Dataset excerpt

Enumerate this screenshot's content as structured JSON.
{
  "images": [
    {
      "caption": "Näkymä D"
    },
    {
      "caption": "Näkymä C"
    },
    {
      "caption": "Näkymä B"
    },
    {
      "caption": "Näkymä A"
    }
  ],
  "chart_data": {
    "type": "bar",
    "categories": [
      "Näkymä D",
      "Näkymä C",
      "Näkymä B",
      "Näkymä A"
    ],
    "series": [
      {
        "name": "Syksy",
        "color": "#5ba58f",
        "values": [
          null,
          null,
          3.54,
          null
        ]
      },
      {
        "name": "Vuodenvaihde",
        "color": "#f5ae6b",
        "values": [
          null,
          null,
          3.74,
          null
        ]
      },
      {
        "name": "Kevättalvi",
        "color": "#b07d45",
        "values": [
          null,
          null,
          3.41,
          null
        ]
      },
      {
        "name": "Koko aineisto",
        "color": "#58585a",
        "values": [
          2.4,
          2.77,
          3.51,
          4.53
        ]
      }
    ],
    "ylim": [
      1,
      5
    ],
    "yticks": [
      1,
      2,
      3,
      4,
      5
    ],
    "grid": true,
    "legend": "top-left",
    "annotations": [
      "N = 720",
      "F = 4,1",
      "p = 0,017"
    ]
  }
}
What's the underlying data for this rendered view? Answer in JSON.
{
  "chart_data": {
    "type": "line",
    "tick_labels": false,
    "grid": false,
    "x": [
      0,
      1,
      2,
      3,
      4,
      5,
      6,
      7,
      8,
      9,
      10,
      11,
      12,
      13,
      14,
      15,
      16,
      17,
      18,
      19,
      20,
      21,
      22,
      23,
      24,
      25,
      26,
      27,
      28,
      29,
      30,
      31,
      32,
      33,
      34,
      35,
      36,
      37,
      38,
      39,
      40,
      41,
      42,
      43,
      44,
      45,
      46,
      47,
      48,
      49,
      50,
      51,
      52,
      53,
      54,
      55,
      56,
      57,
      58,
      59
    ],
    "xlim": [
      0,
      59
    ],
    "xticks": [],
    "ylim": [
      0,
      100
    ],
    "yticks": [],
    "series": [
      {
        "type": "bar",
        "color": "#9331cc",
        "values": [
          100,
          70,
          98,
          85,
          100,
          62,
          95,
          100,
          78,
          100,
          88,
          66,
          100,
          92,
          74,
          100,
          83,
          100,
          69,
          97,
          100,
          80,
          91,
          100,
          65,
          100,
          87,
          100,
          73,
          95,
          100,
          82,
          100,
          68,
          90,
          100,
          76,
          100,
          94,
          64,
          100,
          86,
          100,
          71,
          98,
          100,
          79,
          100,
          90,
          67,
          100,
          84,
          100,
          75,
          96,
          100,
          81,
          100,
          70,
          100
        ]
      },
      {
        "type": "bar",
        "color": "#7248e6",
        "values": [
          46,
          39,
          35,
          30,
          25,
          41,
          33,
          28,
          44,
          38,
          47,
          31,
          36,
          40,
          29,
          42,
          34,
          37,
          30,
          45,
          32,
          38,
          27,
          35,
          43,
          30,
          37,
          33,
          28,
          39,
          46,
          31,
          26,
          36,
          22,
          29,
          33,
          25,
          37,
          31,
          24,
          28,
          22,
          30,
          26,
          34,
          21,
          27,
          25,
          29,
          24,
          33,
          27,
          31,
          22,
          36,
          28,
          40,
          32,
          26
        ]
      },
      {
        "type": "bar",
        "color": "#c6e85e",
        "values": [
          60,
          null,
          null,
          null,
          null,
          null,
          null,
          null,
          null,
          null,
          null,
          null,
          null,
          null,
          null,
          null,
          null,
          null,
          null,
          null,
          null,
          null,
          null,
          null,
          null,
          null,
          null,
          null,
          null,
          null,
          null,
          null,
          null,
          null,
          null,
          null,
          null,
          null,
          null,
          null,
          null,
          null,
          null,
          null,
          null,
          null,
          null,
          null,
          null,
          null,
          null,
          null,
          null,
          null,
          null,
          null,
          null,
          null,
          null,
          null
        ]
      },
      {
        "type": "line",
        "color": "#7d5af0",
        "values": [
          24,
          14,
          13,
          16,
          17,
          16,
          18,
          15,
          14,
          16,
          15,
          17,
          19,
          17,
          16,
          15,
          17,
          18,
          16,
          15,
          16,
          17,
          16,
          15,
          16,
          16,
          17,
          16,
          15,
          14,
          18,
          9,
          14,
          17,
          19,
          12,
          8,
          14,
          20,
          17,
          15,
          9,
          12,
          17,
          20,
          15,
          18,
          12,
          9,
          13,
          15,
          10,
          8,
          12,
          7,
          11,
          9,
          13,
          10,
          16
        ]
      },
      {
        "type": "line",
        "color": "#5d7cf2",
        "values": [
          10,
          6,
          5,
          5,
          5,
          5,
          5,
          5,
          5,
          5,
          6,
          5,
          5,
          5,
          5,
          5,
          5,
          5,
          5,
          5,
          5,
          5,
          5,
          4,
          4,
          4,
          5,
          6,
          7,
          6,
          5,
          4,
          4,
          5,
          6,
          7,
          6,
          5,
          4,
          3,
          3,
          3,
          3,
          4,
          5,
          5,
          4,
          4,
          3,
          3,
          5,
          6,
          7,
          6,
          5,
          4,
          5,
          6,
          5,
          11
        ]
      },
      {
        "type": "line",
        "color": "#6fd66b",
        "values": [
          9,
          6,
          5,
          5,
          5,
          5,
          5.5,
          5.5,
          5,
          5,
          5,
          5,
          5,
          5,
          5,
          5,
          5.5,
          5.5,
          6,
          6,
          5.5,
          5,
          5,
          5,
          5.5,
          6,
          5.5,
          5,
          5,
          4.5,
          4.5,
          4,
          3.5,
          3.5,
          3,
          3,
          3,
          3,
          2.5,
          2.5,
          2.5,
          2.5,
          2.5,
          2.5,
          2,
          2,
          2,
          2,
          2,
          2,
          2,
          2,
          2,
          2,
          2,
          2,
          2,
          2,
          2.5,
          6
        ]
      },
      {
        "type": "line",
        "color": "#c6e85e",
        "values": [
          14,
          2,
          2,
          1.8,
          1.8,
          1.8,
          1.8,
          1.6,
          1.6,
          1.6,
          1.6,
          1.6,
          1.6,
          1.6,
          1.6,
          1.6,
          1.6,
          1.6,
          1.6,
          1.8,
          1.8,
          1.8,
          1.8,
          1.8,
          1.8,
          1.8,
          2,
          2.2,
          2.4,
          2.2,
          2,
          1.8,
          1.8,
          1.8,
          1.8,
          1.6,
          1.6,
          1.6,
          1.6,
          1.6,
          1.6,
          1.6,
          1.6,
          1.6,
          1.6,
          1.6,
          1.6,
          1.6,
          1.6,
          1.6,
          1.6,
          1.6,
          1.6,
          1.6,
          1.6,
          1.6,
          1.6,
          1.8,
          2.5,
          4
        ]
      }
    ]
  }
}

Set exercise:
Write out every entry word for word.

Written solution:
Enumerate this screenshot's content as structured JSON.
{
  "images": [
    {
      "caption": "Näkymä D"
    },
    {
      "caption": "Näkymä C"
    },
    {
      "caption": "Näkymä B"
    },
    {
      "caption": "Näkymä A"
    }
  ],
  "chart_data": {
    "type": "bar",
    "categories": [
      "Näkymä D",
      "Näkymä C",
      "Näkymä B",
      "Näkymä A"
    ],
    "series": [
      {
        "name": "Syksy",
        "color": "#5ba58f",
        "values": [
          null,
          null,
          3.54,
          null
        ]
      },
      {
        "name": "Vuodenvaihde",
        "color": "#f5ae6b",
        "values": [
          null,
          null,
          3.74,
          null
        ]
      },
      {
        "name": "Kevättalvi",
        "color": "#b07d45",
        "values": [
          null,
          null,
          3.41,
          null
        ]
      },
      {
        "name": "Koko aineisto",
        "color": "#58585a",
        "values": [
          2.4,
          2.77,
          3.51,
          4.53
        ]
      }
    ],
    "ylim": [
      1,
      5
    ],
    "yticks": [
      1,
      2,
      3,
      4,
      5
    ],
    "grid": true,
    "legend": "top-left",
    "annotations": [
      "N = 720",
      "F = 4,1",
      "p = 0,017"
    ]
  }
}
What's the underlying data for this rendered view? Answer in JSON.
{
  "chart_data": {
    "type": "line",
    "tick_labels": false,
    "grid": false,
    "x": [
      0,
      1,
      2,
      3,
      4,
      5,
      6,
      7,
      8,
      9,
      10,
      11,
      12,
      13,
      14,
      15,
      16,
      17,
      18,
      19,
      20,
      21,
      22,
      23,
      24,
      25,
      26,
      27,
      28,
      29,
      30,
      31,
      32,
      33,
      34,
      35,
      36,
      37,
      38,
      39,
      40,
      41,
      42,
      43,
      44,
      45,
      46,
      47,
      48,
      49,
      50,
      51,
      52,
      53,
      54,
      55,
      56,
      57,
      58,
      59
    ],
    "xlim": [
      0,
      59
    ],
    "xticks": [],
    "ylim": [
      0,
      100
    ],
    "yticks": [],
    "series": [
      {
        "type": "bar",
        "color": "#9331cc",
        "values": [
          100,
          70,
          98,
          85,
          100,
          62,
          95,
          100,
          78,
          100,
          88,
          66,
          100,
          92,
          74,
          100,
          83,
          100,
          69,
          97,
          100,
          80,
          91,
          100,
          65,
          100,
          87,
          100,
          73,
          95,
          100,
          82,
          100,
          68,
          90,
          100,
          76,
          100,
          94,
          64,
          100,
          86,
          100,
          71,
          98,
          100,
          79,
          100,
          90,
          67,
          100,
          84,
          100,
          75,
          96,
          100,
          81,
          100,
          70,
          100
        ]
      },
      {
        "type": "bar",
        "color": "#7248e6",
        "values": [
          46,
          39,
          35,
          30,
          25,
          41,
          33,
          28,
          44,
          38,
          47,
          31,
          36,
          40,
          29,
          42,
          34,
          37,
          30,
          45,
          32,
          38,
          27,
          35,
          43,
          30,
          37,
          33,
          28,
          39,
          46,
          31,
          26,
          36,
          22,
          29,
          33,
          25,
          37,
          31,
          24,
          28,
          22,
          30,
          26,
          34,
          21,
          27,
          25,
          29,
          24,
          33,
          27,
          31,
          22,
          36,
          28,
          40,
          32,
          26
        ]
      },
      {
        "type": "bar",
        "color": "#c6e85e",
        "values": [
          60,
          null,
          null,
          null,
          null,
          null,
          null,
          null,
          null,
          null,
          null,
          null,
          null,
          null,
          null,
          null,
          null,
          null,
          null,
          null,
          null,
          null,
          null,
          null,
          null,
          null,
          null,
          null,
          null,
          null,
          null,
          null,
          null,
          null,
          null,
          null,
          null,
          null,
          null,
          null,
          null,
          null,
          null,
          null,
          null,
          null,
          null,
          null,
          null,
          null,
          null,
          null,
          null,
          null,
          null,
          null,
          null,
          null,
          null,
          null
        ]
      },
      {
        "type": "line",
        "color": "#7d5af0",
        "values": [
          24,
          14,
          13,
          16,
          17,
          16,
          18,
          15,
          14,
          16,
          15,
          17,
          19,
          17,
          16,
          15,
          17,
          18,
          16,
          15,
          16,
          17,
          16,
          15,
          16,
          16,
          17,
          16,
          15,
          14,
          18,
          9,
          14,
          17,
          19,
          12,
          8,
          14,
          20,
          17,
          15,
          9,
          12,
          17,
          20,
          15,
          18,
          12,
          9,
          13,
          15,
          10,
          8,
          12,
          7,
          11,
          9,
          13,
          10,
          16
        ]
      },
      {
        "type": "line",
        "color": "#5d7cf2",
        "values": [
          10,
          6,
          5,
          5,
          5,
          5,
          5,
          5,
          5,
          5,
          6,
          5,
          5,
          5,
          5,
          5,
          5,
          5,
          5,
          5,
          5,
          5,
          5,
          4,
          4,
          4,
          5,
          6,
          7,
          6,
          5,
          4,
          4,
          5,
          6,
          7,
          6,
          5,
          4,
          3,
          3,
          3,
          3,
          4,
          5,
          5,
          4,
          4,
          3,
          3,
          5,
          6,
          7,
          6,
          5,
          4,
          5,
          6,
          5,
          11
        ]
      },
      {
        "type": "line",
        "color": "#6fd66b",
        "values": [
          9,
          6,
          5,
          5,
          5,
          5,
          5.5,
          5.5,
          5,
          5,
          5,
          5,
          5,
          5,
          5,
          5,
          5.5,
          5.5,
          6,
          6,
          5.5,
          5,
          5,
          5,
          5.5,
          6,
          5.5,
          5,
          5,
          4.5,
          4.5,
          4,
          3.5,
          3.5,
          3,
          3,
          3,
          3,
          2.5,
          2.5,
          2.5,
          2.5,
          2.5,
          2.5,
          2,
          2,
          2,
          2,
          2,
          2,
          2,
          2,
          2,
          2,
          2,
          2,
          2,
          2,
          2.5,
          6
        ]
      },
      {
        "type": "line",
        "color": "#c6e85e",
        "values": [
          14,
          2,
          2,
          1.8,
          1.8,
          1.8,
          1.8,
          1.6,
          1.6,
          1.6,
          1.6,
          1.6,
          1.6,
          1.6,
          1.6,
          1.6,
          1.6,
          1.6,
          1.6,
          1.8,
          1.8,
          1.8,
          1.8,
          1.8,
          1.8,
          1.8,
          2,
          2.2,
          2.4,
          2.2,
          2,
          1.8,
          1.8,
          1.8,
          1.8,
          1.6,
          1.6,
          1.6,
          1.6,
          1.6,
          1.6,
          1.6,
          1.6,
          1.6,
          1.6,
          1.6,
          1.6,
          1.6,
          1.6,
          1.6,
          1.6,
          1.6,
          1.6,
          1.6,
          1.6,
          1.6,
          1.6,
          1.8,
          2.5,
          4
        ]
      }
    ]
  }
}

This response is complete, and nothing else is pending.